What you will do: Read the material below and tally how many lines hold the word "text", giving the number and nothing else.

Data:
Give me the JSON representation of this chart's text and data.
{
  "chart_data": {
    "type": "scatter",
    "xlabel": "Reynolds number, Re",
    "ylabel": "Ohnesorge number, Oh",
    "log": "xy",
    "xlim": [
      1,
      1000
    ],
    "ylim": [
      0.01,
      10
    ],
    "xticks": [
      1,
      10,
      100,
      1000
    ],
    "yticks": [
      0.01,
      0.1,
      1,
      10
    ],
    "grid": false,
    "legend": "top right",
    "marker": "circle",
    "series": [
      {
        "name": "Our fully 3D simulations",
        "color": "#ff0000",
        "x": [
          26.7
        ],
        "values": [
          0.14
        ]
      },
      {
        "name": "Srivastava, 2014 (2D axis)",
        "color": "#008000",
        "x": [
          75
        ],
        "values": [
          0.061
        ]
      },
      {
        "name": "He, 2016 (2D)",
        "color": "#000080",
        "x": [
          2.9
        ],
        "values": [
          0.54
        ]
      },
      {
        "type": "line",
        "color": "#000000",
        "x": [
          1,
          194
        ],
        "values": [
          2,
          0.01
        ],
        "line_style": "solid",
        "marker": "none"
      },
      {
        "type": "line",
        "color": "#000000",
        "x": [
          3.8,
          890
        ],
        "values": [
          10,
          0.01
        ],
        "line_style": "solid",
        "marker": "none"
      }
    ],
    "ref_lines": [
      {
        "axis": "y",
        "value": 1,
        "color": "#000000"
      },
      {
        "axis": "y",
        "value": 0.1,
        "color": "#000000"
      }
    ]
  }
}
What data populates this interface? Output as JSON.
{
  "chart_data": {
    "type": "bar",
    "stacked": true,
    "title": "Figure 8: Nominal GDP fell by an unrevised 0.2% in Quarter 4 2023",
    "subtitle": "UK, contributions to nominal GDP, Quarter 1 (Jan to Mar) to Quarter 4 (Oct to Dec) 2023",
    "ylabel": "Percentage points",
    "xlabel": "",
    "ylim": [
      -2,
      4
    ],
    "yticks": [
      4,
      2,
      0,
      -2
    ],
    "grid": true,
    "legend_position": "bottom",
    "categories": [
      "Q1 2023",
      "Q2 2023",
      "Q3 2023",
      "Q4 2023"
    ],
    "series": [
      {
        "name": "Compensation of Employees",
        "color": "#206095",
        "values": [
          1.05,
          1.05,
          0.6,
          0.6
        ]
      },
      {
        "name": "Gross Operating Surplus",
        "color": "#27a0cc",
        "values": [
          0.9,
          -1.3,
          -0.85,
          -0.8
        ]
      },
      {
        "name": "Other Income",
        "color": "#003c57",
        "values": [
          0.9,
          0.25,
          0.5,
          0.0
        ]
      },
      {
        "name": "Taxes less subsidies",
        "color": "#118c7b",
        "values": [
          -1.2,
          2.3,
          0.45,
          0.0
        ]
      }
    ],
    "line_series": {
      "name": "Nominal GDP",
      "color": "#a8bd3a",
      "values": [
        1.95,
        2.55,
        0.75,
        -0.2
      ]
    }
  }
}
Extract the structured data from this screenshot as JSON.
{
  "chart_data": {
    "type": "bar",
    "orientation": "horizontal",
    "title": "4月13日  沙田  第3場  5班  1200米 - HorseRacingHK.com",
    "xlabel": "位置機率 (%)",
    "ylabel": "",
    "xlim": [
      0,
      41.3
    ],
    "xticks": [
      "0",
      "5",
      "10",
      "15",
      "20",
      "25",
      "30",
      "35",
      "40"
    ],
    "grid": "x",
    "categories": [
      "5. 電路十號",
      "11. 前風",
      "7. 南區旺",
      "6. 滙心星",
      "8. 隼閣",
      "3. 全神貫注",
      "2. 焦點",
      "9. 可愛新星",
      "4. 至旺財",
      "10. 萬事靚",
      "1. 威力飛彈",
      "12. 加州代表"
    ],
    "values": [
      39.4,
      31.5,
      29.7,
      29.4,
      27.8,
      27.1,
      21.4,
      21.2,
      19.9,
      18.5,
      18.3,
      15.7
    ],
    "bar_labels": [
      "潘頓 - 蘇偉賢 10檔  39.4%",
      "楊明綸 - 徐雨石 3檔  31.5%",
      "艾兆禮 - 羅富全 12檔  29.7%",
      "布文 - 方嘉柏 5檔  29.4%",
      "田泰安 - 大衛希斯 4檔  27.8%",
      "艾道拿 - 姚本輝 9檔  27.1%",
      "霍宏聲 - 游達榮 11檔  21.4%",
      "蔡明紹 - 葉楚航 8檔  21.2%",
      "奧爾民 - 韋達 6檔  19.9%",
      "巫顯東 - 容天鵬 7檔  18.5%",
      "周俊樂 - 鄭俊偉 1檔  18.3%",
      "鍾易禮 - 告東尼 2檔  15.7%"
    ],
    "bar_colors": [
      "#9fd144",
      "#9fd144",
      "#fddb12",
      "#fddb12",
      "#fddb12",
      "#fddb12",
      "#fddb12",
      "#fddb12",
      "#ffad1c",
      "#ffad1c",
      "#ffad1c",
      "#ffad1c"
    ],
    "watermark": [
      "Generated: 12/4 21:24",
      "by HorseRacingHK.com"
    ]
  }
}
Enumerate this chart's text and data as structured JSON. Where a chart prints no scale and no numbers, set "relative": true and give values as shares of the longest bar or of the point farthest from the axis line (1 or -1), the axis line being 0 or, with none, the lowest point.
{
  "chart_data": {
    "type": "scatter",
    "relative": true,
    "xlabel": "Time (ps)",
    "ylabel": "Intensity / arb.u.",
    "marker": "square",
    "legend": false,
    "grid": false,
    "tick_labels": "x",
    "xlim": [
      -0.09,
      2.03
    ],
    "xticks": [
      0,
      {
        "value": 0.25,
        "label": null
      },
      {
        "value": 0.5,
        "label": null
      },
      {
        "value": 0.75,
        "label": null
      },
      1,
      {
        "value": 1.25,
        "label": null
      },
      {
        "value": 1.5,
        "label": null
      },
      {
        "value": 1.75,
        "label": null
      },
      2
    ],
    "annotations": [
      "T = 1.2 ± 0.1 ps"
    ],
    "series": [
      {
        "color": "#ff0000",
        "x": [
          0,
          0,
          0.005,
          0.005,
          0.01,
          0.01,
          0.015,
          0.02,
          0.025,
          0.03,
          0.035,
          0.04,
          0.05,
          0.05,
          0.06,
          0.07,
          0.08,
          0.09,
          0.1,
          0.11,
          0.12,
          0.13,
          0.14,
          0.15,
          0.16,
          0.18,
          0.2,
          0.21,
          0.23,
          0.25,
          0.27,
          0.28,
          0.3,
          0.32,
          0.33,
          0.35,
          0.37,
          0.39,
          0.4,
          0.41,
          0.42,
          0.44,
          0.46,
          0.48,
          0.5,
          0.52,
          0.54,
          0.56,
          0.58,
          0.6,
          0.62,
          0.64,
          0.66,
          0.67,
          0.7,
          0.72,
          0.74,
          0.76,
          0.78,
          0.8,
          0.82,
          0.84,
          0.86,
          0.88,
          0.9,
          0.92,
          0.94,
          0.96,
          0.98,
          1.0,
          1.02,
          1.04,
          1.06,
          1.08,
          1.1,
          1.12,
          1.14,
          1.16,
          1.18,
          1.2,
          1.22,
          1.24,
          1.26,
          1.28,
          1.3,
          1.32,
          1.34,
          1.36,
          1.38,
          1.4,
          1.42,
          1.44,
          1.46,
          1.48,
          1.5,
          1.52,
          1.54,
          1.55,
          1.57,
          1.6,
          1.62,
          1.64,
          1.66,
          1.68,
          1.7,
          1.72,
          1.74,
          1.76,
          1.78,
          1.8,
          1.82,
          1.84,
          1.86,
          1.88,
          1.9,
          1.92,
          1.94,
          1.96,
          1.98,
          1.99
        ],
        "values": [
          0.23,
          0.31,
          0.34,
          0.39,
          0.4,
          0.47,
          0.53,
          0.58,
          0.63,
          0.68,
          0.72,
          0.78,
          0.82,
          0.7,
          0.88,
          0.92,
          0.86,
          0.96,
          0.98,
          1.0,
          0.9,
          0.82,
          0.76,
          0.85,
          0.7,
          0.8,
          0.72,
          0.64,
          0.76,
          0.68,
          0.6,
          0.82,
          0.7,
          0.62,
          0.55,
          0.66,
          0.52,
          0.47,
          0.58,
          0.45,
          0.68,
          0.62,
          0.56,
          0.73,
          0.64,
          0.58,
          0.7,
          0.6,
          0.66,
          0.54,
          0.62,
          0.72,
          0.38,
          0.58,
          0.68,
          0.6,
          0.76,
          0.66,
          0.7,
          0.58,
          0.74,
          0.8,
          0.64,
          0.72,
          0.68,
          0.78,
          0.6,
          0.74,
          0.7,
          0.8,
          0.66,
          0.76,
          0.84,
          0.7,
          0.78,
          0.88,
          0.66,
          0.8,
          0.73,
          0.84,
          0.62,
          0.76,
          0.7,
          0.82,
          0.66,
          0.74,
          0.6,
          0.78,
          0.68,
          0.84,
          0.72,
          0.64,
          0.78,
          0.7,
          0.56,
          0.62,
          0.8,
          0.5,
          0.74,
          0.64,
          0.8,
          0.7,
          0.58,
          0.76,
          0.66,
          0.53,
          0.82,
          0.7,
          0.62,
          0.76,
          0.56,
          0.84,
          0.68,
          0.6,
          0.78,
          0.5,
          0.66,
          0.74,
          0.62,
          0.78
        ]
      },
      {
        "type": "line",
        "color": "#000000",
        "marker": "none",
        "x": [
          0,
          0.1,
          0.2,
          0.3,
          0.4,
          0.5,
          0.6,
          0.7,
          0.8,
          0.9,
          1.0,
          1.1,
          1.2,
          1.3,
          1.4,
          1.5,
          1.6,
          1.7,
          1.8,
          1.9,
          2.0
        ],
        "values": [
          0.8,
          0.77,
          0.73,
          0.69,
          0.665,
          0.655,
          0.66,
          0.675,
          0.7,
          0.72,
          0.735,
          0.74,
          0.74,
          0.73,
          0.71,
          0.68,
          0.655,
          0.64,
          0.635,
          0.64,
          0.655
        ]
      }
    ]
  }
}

Full answer: 2